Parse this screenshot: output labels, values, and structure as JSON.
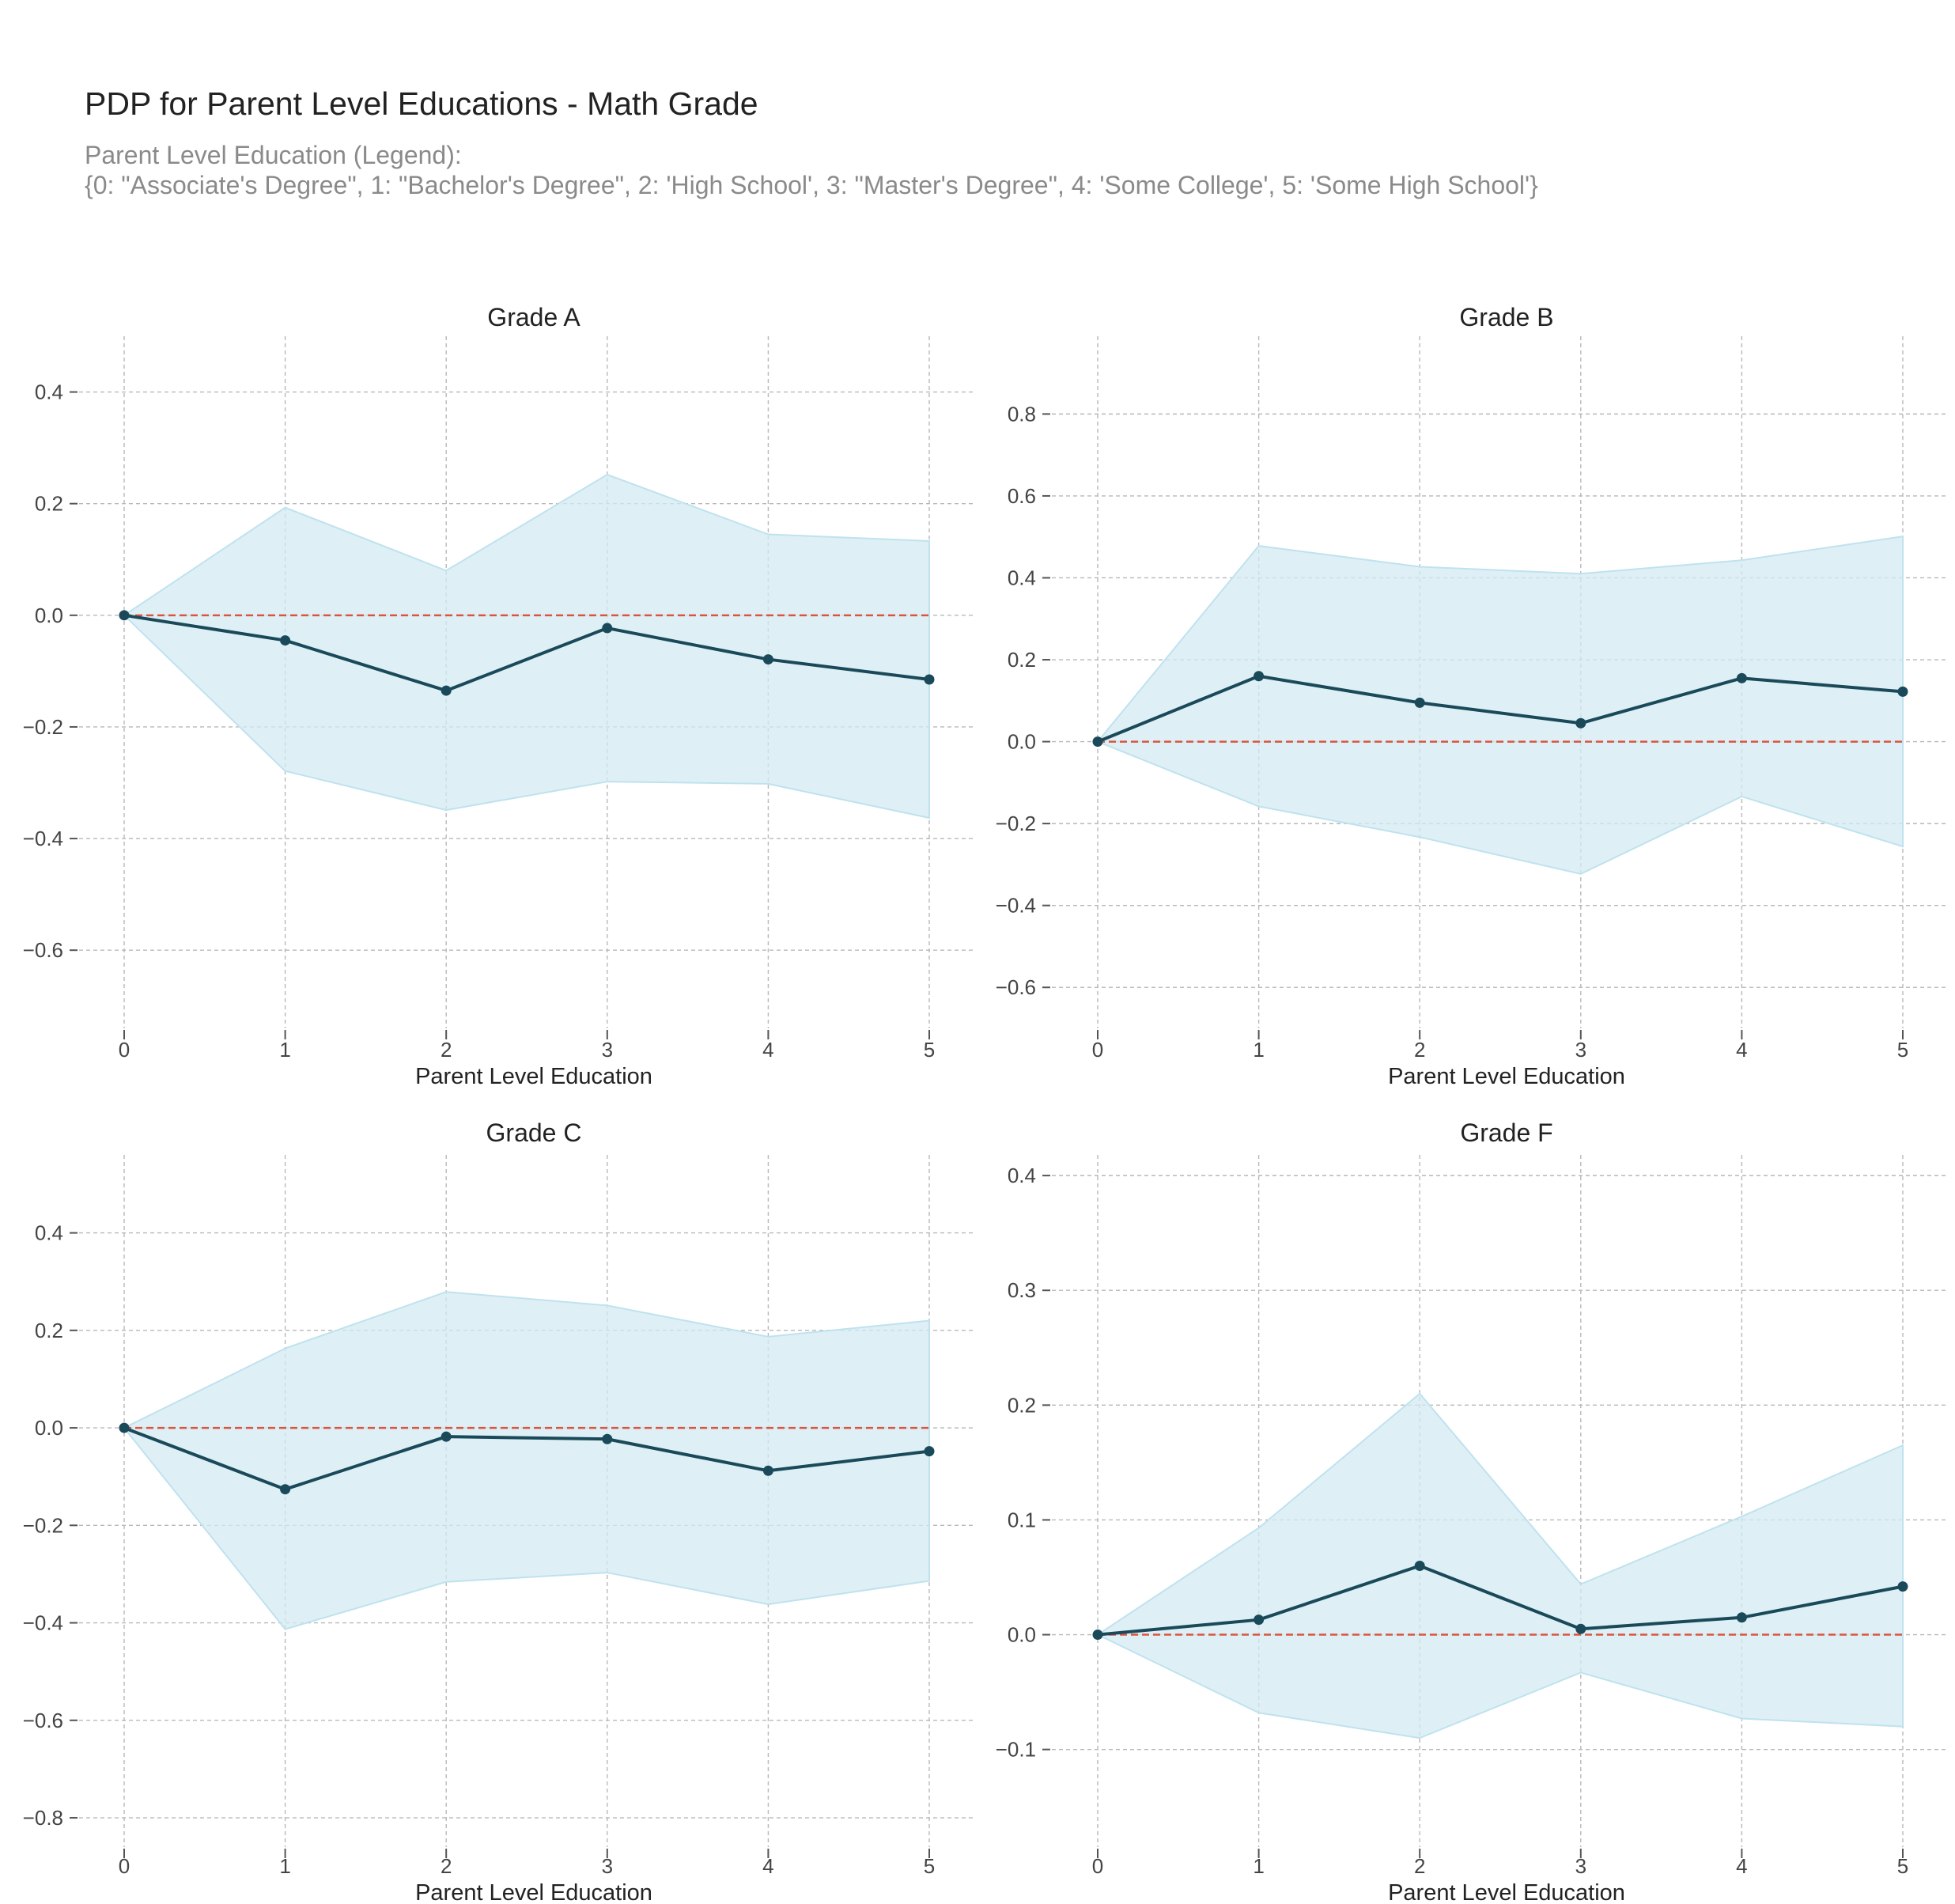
{
  "header": {
    "title": "PDP for Parent Level Educations - Math Grade",
    "subtitle_line1": "Parent Level Education (Legend):",
    "subtitle_line2": "{0: \"Associate's Degree\", 1: \"Bachelor's Degree\", 2: 'High School', 3: \"Master's Degree\", 4: 'Some College', 5: 'Some High School'}"
  },
  "colors": {
    "line": "#1a4a5a",
    "band": "#d3ebf3",
    "band_edge": "#bfe2ee",
    "baseline": "#d9553f",
    "grid": "#b8b8b8",
    "tick": "#555555"
  },
  "chart_data": [
    {
      "type": "line",
      "title": "Grade A",
      "xlabel": "Parent Level Education",
      "ylabel": "",
      "x": [
        0,
        1,
        2,
        3,
        4,
        5
      ],
      "xticks": [
        "0",
        "1",
        "2",
        "3",
        "4",
        "5"
      ],
      "yticks": [
        0.4,
        0.2,
        0.0,
        -0.2,
        -0.4,
        -0.6
      ],
      "ylim": [
        -0.74,
        0.5
      ],
      "grid": true,
      "series": [
        {
          "values": [
            0.0,
            -0.045,
            -0.135,
            -0.023,
            -0.079,
            -0.115
          ]
        }
      ],
      "band_upper": [
        0.0,
        0.193,
        0.08,
        0.252,
        0.145,
        0.133
      ],
      "band_lower": [
        0.0,
        -0.279,
        -0.349,
        -0.298,
        -0.302,
        -0.363
      ],
      "baseline": 0.0
    },
    {
      "type": "line",
      "title": "Grade B",
      "xlabel": "Parent Level Education",
      "ylabel": "",
      "x": [
        0,
        1,
        2,
        3,
        4,
        5
      ],
      "xticks": [
        "0",
        "1",
        "2",
        "3",
        "4",
        "5"
      ],
      "yticks": [
        0.8,
        0.6,
        0.4,
        0.2,
        0.0,
        -0.2,
        -0.4,
        -0.6
      ],
      "ylim": [
        -0.7,
        0.99
      ],
      "grid": true,
      "series": [
        {
          "values": [
            0.0,
            0.16,
            0.095,
            0.045,
            0.155,
            0.122
          ]
        }
      ],
      "band_upper": [
        0.0,
        0.478,
        0.427,
        0.41,
        0.443,
        0.501
      ],
      "band_lower": [
        0.0,
        -0.158,
        -0.233,
        -0.323,
        -0.134,
        -0.256
      ],
      "baseline": 0.0
    },
    {
      "type": "line",
      "title": "Grade C",
      "xlabel": "Parent Level Education",
      "ylabel": "",
      "x": [
        0,
        1,
        2,
        3,
        4,
        5
      ],
      "xticks": [
        "0",
        "1",
        "2",
        "3",
        "4",
        "5"
      ],
      "yticks": [
        0.4,
        0.2,
        0.0,
        -0.2,
        -0.4,
        -0.6,
        -0.8
      ],
      "ylim": [
        -0.86,
        0.56
      ],
      "grid": true,
      "series": [
        {
          "values": [
            0.0,
            -0.126,
            -0.018,
            -0.023,
            -0.088,
            -0.048
          ]
        }
      ],
      "band_upper": [
        0.0,
        0.163,
        0.279,
        0.251,
        0.187,
        0.22
      ],
      "band_lower": [
        0.0,
        -0.413,
        -0.316,
        -0.297,
        -0.362,
        -0.314
      ],
      "baseline": 0.0
    },
    {
      "type": "line",
      "title": "Grade F",
      "xlabel": "Parent Level Education",
      "ylabel": "",
      "x": [
        0,
        1,
        2,
        3,
        4,
        5
      ],
      "xticks": [
        "0",
        "1",
        "2",
        "3",
        "4",
        "5"
      ],
      "yticks": [
        0.4,
        0.3,
        0.2,
        0.1,
        0.0,
        -0.1
      ],
      "ylim": [
        -0.185,
        0.418
      ],
      "grid": true,
      "series": [
        {
          "values": [
            0.0,
            0.013,
            0.06,
            0.005,
            0.015,
            0.042
          ]
        }
      ],
      "band_upper": [
        0.0,
        0.093,
        0.21,
        0.044,
        0.103,
        0.165
      ],
      "band_lower": [
        0.0,
        -0.068,
        -0.09,
        -0.033,
        -0.073,
        -0.08
      ],
      "baseline": 0.0
    }
  ]
}
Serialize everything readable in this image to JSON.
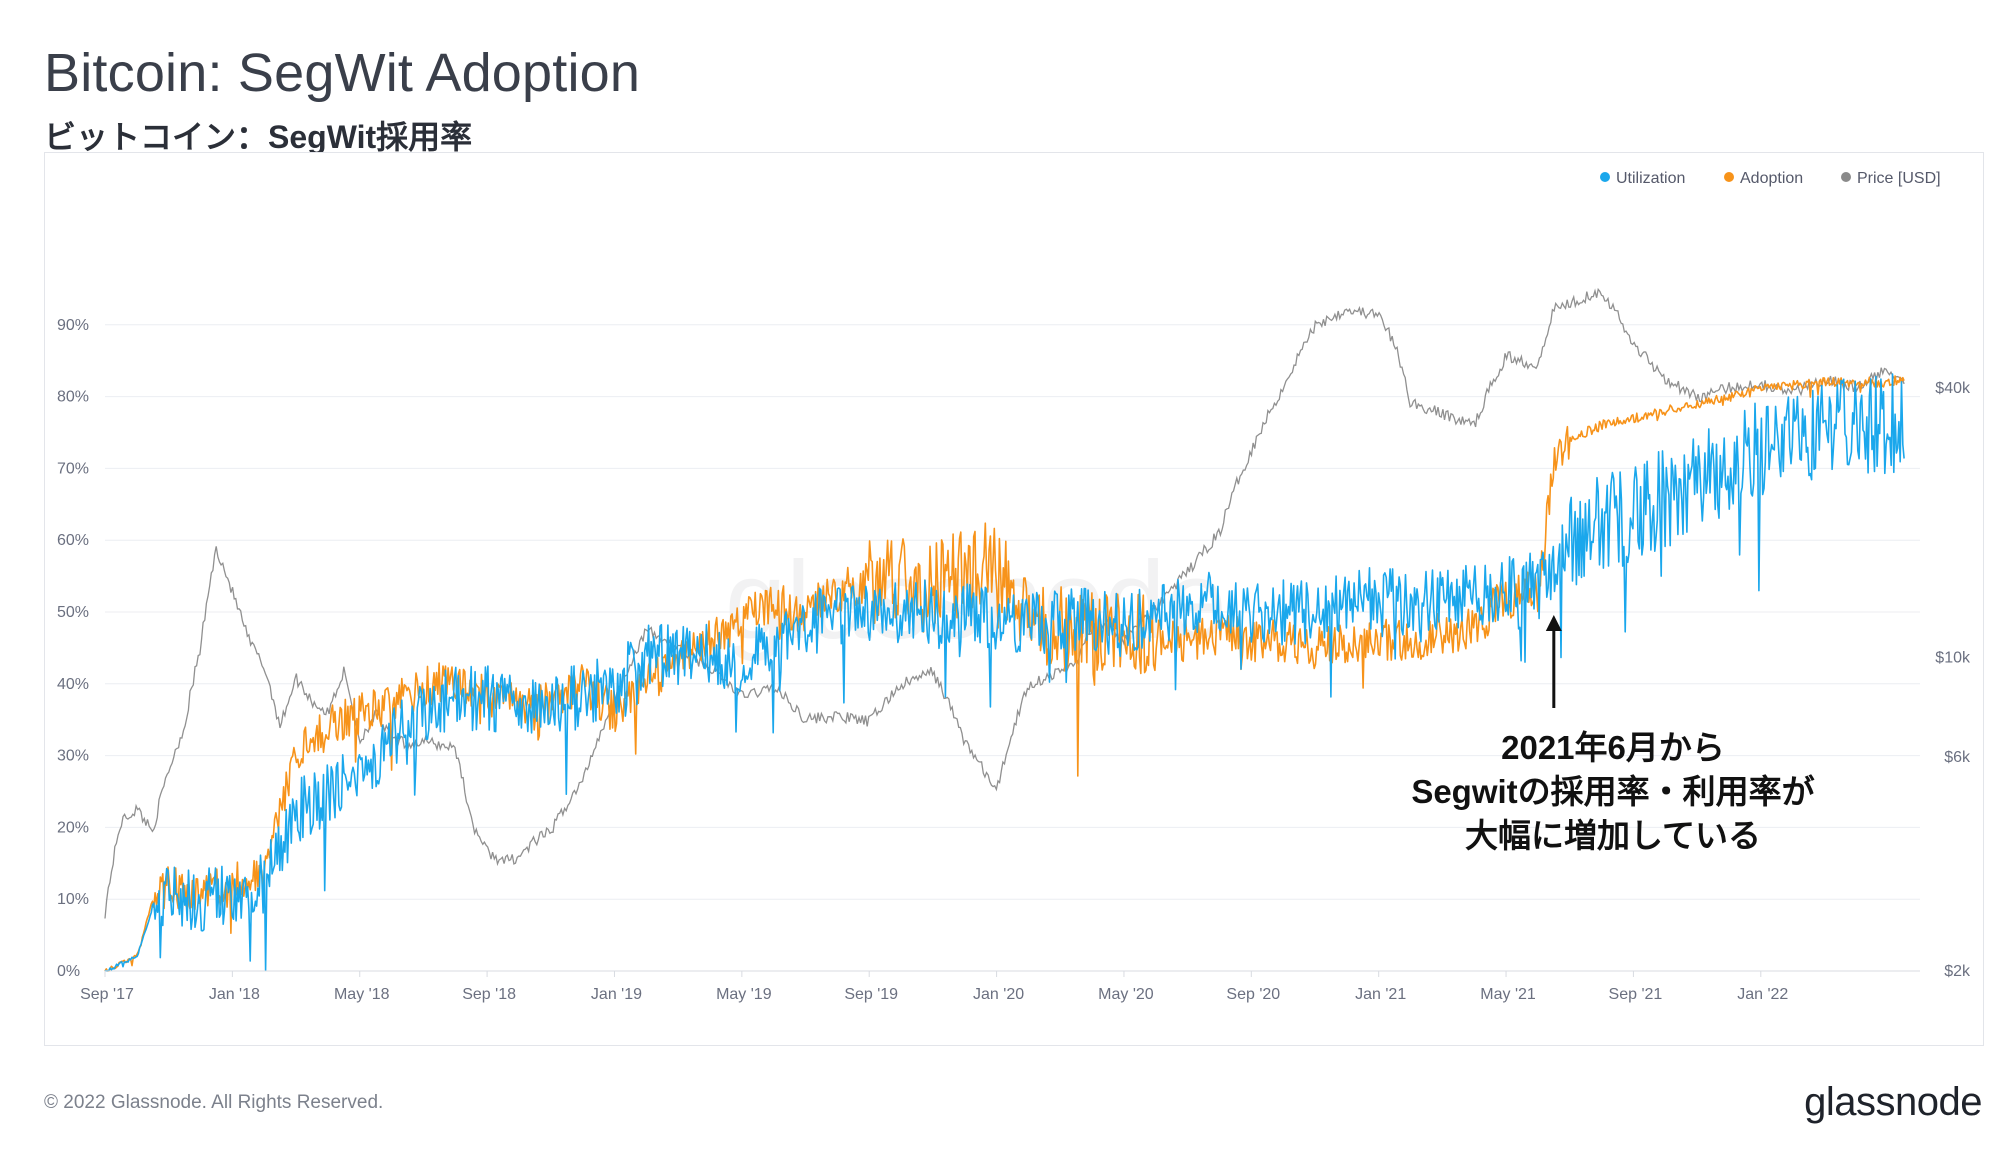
{
  "title": "Bitcoin: SegWit Adoption",
  "subtitle": "ビットコイン：SegWit採用率",
  "copyright": "© 2022 Glassnode. All Rights Reserved.",
  "brand": "glassnode",
  "watermark": "glassnode",
  "colors": {
    "utilization": "#1aa7ec",
    "adoption": "#f7931a",
    "price": "#8a8a8a",
    "grid": "#eceef2",
    "axis": "#d8dbe1"
  },
  "chart_data": {
    "type": "line",
    "title": "Bitcoin: SegWit Adoption",
    "legend_position": "top-right",
    "legend": [
      "Utilization",
      "Adoption",
      "Price [USD]"
    ],
    "x_ticks": [
      "Sep '17",
      "Jan '18",
      "May '18",
      "Sep '18",
      "Jan '19",
      "May '19",
      "Sep '19",
      "Jan '20",
      "May '20",
      "Sep '20",
      "Jan '21",
      "May '21",
      "Sep '21",
      "Jan '22"
    ],
    "x_range_months": [
      0,
      57
    ],
    "y_left_ticks": [
      "0%",
      "10%",
      "20%",
      "30%",
      "40%",
      "50%",
      "60%",
      "70%",
      "80%",
      "90%"
    ],
    "y_left_range": [
      0,
      100
    ],
    "y_right_ticks": [
      "$2k",
      "$6k",
      "$10k",
      "$40k"
    ],
    "y_right_scale": "log",
    "y_right_range": [
      2000,
      80000
    ],
    "series": [
      {
        "name": "Adoption",
        "x_months": [
          0,
          1,
          1.5,
          2,
          3,
          4,
          5,
          6,
          6.5,
          7,
          8,
          9,
          10,
          11,
          12,
          13,
          14,
          15,
          16,
          17,
          18,
          19,
          20,
          21,
          22,
          23,
          24,
          25,
          26,
          27,
          28,
          29,
          30,
          31,
          32,
          33,
          34,
          35,
          36,
          37,
          38,
          39,
          40,
          41,
          42,
          43,
          44,
          45,
          45.5,
          46,
          47,
          48,
          49,
          50,
          51,
          52,
          53,
          54,
          55,
          56,
          56.5
        ],
        "values": [
          0,
          2,
          10,
          12,
          11,
          12,
          13,
          30,
          32,
          34,
          36,
          37,
          40,
          40,
          38,
          37,
          38,
          40,
          36,
          40,
          43,
          46,
          49,
          51,
          50,
          53,
          54,
          55,
          54,
          56,
          57,
          48,
          48,
          47,
          48,
          46,
          46,
          47,
          46,
          46,
          45,
          46,
          46,
          46,
          47,
          48,
          52,
          53,
          70,
          74,
          76,
          77,
          78,
          79,
          80,
          81,
          81.5,
          82,
          82,
          82,
          82.5
        ]
      },
      {
        "name": "Utilization",
        "x_months": [
          0,
          1,
          1.5,
          2,
          3,
          4,
          5,
          6,
          7,
          8,
          9,
          10,
          11,
          12,
          13,
          14,
          15,
          16,
          17,
          18,
          19,
          20,
          21,
          22,
          23,
          24,
          25,
          26,
          27,
          28,
          29,
          30,
          31,
          32,
          33,
          34,
          35,
          36,
          37,
          38,
          39,
          40,
          41,
          42,
          43,
          44,
          45,
          45.5,
          46,
          47,
          48,
          49,
          50,
          51,
          52,
          53,
          54,
          55,
          56,
          56.5
        ],
        "values": [
          0,
          2,
          9,
          10,
          10,
          11,
          12,
          22,
          25,
          28,
          32,
          36,
          38,
          38,
          37,
          38,
          38,
          40,
          44,
          44,
          44,
          43,
          45,
          48,
          50,
          50,
          50,
          50,
          50,
          49,
          48,
          49,
          49,
          48,
          50,
          51,
          51,
          50,
          50,
          50,
          51,
          52,
          51,
          52,
          52,
          53,
          55,
          56,
          60,
          62,
          64,
          66,
          68,
          71,
          73,
          75,
          75,
          76,
          76,
          77
        ]
      },
      {
        "name": "Price [USD]",
        "x_months": [
          0,
          0.5,
          1,
          1.5,
          2,
          2.5,
          3,
          3.5,
          4,
          4.5,
          5,
          5.5,
          6,
          6.5,
          7,
          7.5,
          8,
          8.5,
          9,
          9.5,
          10,
          10.5,
          11,
          11.5,
          12,
          12.5,
          13,
          13.5,
          14,
          15,
          16,
          17,
          18,
          19,
          20,
          21,
          22,
          23,
          24,
          25,
          26,
          27,
          28,
          29,
          30,
          30.5,
          31,
          31.5,
          32,
          33,
          34,
          35,
          36,
          37,
          38,
          39,
          40,
          40.5,
          41,
          42,
          43,
          44,
          45,
          45.5,
          46,
          47,
          48,
          49,
          50,
          51,
          52,
          53,
          54,
          55,
          56,
          56.5
        ],
        "values": [
          2700,
          4300,
          4600,
          4100,
          5600,
          7000,
          10500,
          17500,
          14000,
          11000,
          9500,
          7000,
          9000,
          8000,
          7500,
          9300,
          6500,
          7500,
          6600,
          6400,
          6500,
          6400,
          6300,
          4300,
          3700,
          3500,
          3600,
          3900,
          4100,
          5300,
          8000,
          11500,
          10500,
          9500,
          8200,
          8600,
          7300,
          7400,
          7200,
          8700,
          9300,
          6500,
          5000,
          8700,
          9300,
          9800,
          11600,
          11800,
          10800,
          13000,
          15500,
          19000,
          29000,
          40000,
          55000,
          60000,
          58000,
          50000,
          37000,
          35000,
          33000,
          47000,
          45000,
          60000,
          62000,
          66000,
          50000,
          42000,
          38000,
          40000,
          41000,
          39000,
          42000,
          40000,
          44000,
          42000
        ]
      }
    ],
    "annotation": {
      "lines": [
        "2021年6月から",
        "Segwitの採用率・利用率が",
        "大幅に増加している"
      ],
      "arrow_target_month": 45.5
    }
  }
}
◇ ◇ ◇ ◇ ◇ ◇ ◇
## PROBLEM TO SOLVE:
From the listing, copy each line containing the word "this".

## WRITTEN SOLUTION:
Parse this screenshot: output labels, values, and structure as JSON.
Serialize everything readable in this image to JSON.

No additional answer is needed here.